▶ [WHAT THE TASK ASKS] Print the entries that appear below, exactly as written and without their pictures.

======== INPUT RECORDS

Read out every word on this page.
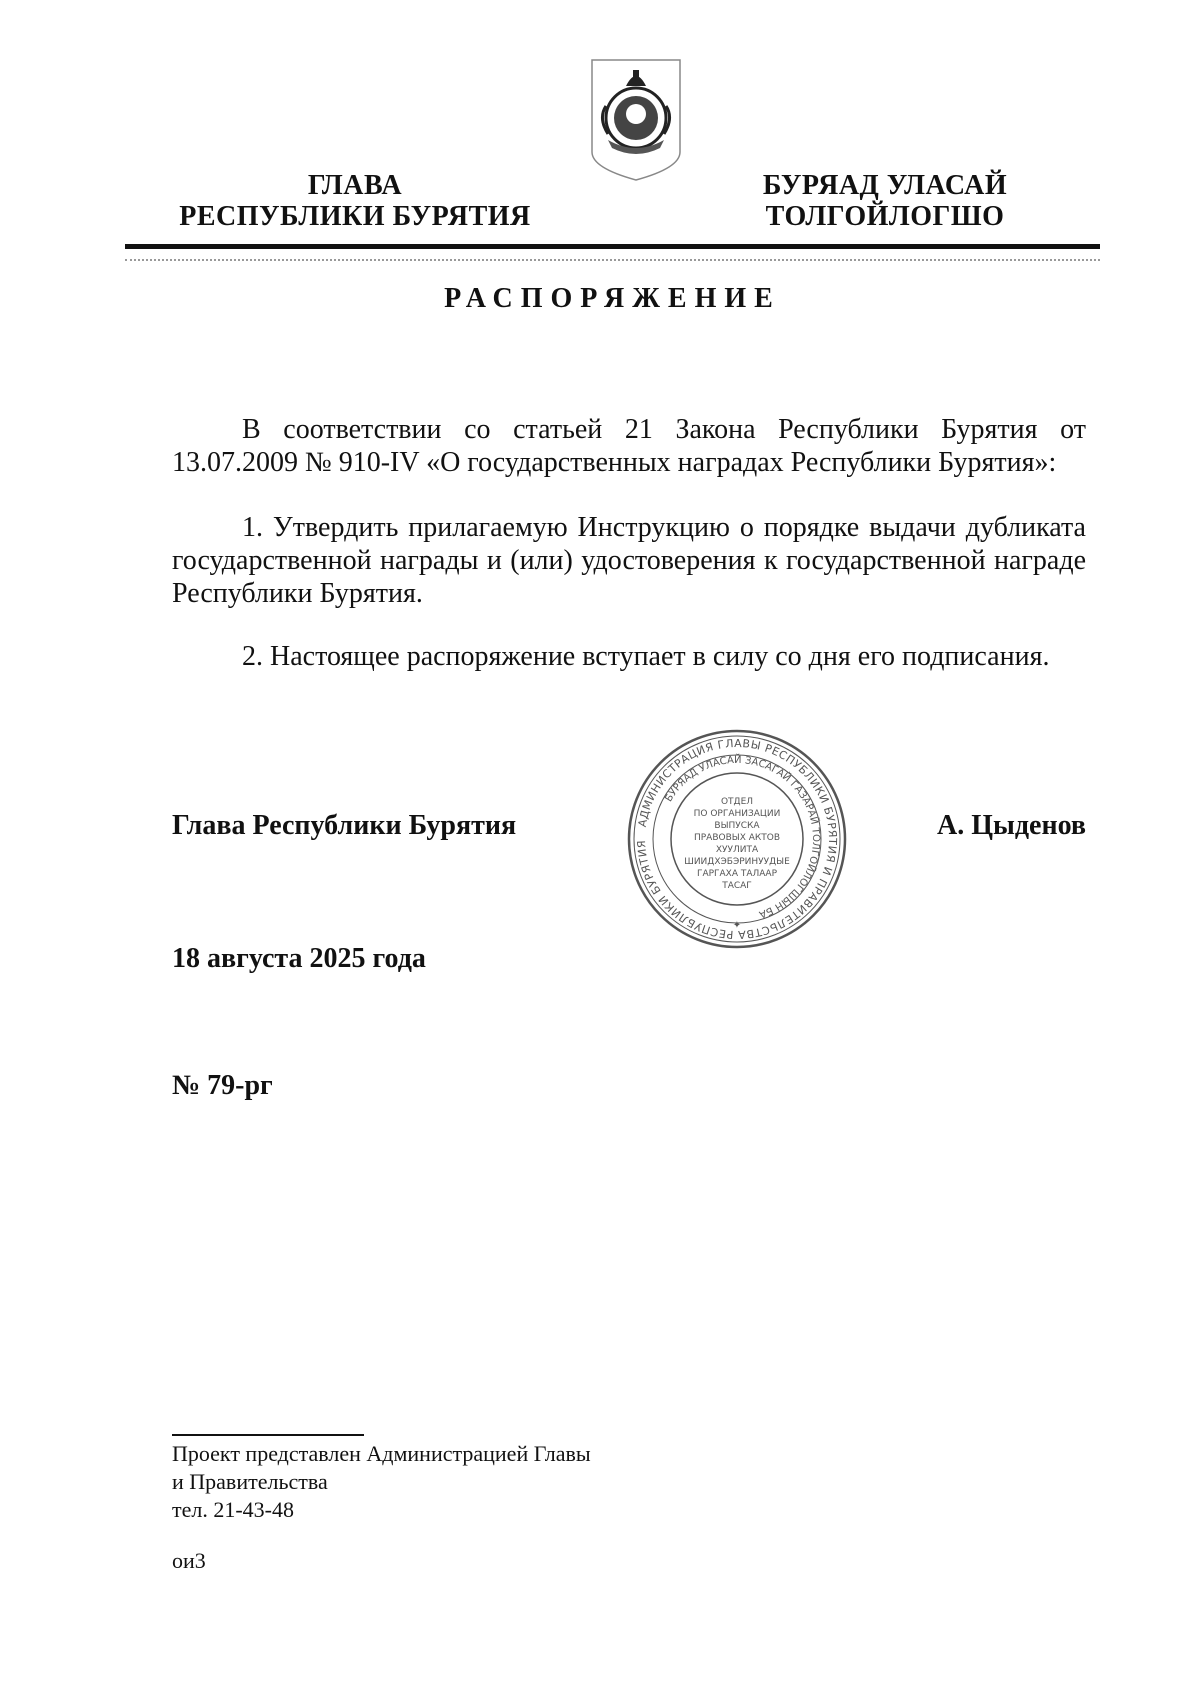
ГЛАВА
РЕСПУБЛИКИ БУРЯТИЯ
БУРЯАД УЛАСАЙ
ТОЛГОЙЛОГШО
РАСПОРЯЖЕНИЕ
В соответствии со статьей 21 Закона Республики Бурятия от 13.07.2009 № 910-IV «О государственных наградах Республики Бурятия»:
1. Утвердить прилагаемую Инструкцию о порядке выдачи дубликата государственной награды и (или) удостоверения к государственной награде Республики Бурятия.
2. Настоящее распоряжение вступает в силу со дня его подписания.
Глава Республики Бурятия	А. Цыденов
АДМИНИСТРАЦИЯ ГЛАВЫ РЕСПУБЛИКИ БУРЯТИЯ И ПРАВИТЕЛЬСТВА РЕСПУБЛИКИ БУРЯТИЯ
БУРЯАД УЛАСАЙ ЗАСАГАЙ ГАЗАРАЙ ТОЛГОЙЛОГШЫН БА
ОТДЕЛ
ПО ОРГАНИЗАЦИИ
ВЫПУСКА
ПРАВОВЫХ АКТОВ
ХУУЛИТА
ШИИДХЭБЭРИНУУДЫЕ
ГАРГАХА ТАЛААР
ТАСАГ
✦
18 августа 2025 года
№ 79-рг
Проект представлен Администрацией Главы
и Правительства
тел. 21-43-48
ои3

================

▶ [WRITTEN RESPONSE]
Read out every word on this page.
ГЛАВА
РЕСПУБЛИКИ БУРЯТИЯ
БУРЯАД УЛАСАЙ
ТОЛГОЙЛОГШО
РАСПОРЯЖЕНИЕ
В соответствии со статьей 21 Закона Республики Бурятия от 13.07.2009 № 910-IV «О государственных наградах Республики Бурятия»:
1. Утвердить прилагаемую Инструкцию о порядке выдачи дубликата государственной награды и (или) удостоверения к государственной награде Республики Бурятия.
2. Настоящее распоряжение вступает в силу со дня его подписания.
Глава Республики Бурятия	А. Цыденов
АДМИНИСТРАЦИЯ ГЛАВЫ РЕСПУБЛИКИ БУРЯТИЯ И ПРАВИТЕЛЬСТВА РЕСПУБЛИКИ БУРЯТИЯ
БУРЯАД УЛАСАЙ ЗАСАГАЙ ГАЗАРАЙ ТОЛГОЙЛОГШЫН БА
ОТДЕЛ
ПО ОРГАНИЗАЦИИ
ВЫПУСКА
ПРАВОВЫХ АКТОВ
ХУУЛИТА
ШИИДХЭБЭРИНУУДЫЕ
ГАРГАХА ТАЛААР
ТАСАГ
✦
18 августа 2025 года
№ 79-рг
Проект представлен Администрацией Главы
и Правительства
тел. 21-43-48
ои3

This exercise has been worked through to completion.